◆ Provided material ◆
* * * *
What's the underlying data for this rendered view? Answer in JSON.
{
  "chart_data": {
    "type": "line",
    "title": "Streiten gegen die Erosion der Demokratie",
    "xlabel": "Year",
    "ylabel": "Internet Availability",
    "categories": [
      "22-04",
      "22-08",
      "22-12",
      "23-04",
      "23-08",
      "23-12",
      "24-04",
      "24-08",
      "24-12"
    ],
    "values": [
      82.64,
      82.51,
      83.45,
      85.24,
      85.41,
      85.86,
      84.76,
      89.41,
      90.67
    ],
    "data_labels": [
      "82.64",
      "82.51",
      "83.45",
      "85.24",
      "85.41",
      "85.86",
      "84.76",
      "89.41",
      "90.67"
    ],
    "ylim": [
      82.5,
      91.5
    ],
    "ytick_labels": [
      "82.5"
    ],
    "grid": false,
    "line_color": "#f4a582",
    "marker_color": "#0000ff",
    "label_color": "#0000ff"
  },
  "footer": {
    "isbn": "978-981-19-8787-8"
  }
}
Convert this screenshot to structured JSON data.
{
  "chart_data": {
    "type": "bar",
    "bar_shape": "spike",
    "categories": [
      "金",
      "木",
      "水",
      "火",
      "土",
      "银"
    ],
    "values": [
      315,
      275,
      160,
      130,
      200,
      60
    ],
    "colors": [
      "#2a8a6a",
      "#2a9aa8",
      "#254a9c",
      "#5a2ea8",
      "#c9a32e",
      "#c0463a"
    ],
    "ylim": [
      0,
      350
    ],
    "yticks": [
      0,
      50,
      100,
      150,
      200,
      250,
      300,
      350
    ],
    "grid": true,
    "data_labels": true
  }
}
* * * *
In the records above, locate the line that contains "Convert this screenshot". Repeat it and every line after it, exactly, and nothing else.

◆ Answer to this task ◆
Convert this screenshot to structured JSON data.
{
  "chart_data": {
    "type": "bar",
    "bar_shape": "spike",
    "categories": [
      "金",
      "木",
      "水",
      "火",
      "土",
      "银"
    ],
    "values": [
      315,
      275,
      160,
      130,
      200,
      60
    ],
    "colors": [
      "#2a8a6a",
      "#2a9aa8",
      "#254a9c",
      "#5a2ea8",
      "#c9a32e",
      "#c0463a"
    ],
    "ylim": [
      0,
      350
    ],
    "yticks": [
      0,
      50,
      100,
      150,
      200,
      250,
      300,
      350
    ],
    "grid": true,
    "data_labels": true
  }
}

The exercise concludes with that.